> Task goal: Do any lines in the data below contain "Kategorisi"? If so, copy every one of them.

────────

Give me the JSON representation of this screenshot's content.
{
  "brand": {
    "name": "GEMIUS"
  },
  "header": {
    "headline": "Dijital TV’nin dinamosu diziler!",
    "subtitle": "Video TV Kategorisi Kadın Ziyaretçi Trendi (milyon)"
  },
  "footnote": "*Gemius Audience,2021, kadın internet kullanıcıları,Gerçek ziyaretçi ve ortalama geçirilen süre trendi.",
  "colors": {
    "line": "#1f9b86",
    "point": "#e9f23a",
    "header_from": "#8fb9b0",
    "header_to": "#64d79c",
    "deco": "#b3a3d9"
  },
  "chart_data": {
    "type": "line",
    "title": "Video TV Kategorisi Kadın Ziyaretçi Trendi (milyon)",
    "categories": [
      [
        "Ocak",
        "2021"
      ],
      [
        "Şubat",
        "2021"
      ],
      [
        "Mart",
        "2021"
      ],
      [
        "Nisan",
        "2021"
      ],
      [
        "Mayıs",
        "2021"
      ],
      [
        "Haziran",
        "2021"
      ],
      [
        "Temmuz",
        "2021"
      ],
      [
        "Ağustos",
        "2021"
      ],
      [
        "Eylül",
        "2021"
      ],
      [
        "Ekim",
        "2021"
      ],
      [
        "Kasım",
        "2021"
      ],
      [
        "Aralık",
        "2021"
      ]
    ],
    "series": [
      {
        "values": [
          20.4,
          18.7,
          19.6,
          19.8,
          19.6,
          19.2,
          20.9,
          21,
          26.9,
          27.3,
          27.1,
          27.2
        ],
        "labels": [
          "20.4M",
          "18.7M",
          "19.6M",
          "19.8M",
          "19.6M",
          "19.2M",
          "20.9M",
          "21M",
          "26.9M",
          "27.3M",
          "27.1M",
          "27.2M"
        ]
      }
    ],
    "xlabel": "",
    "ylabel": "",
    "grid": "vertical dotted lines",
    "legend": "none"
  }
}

────────

> Full solution:
    "subtitle": "Video TV Kategorisi Kadın Ziyaretçi Trendi (milyon)"
    "title": "Video TV Kategorisi Kadın Ziyaretçi Trendi (milyon)",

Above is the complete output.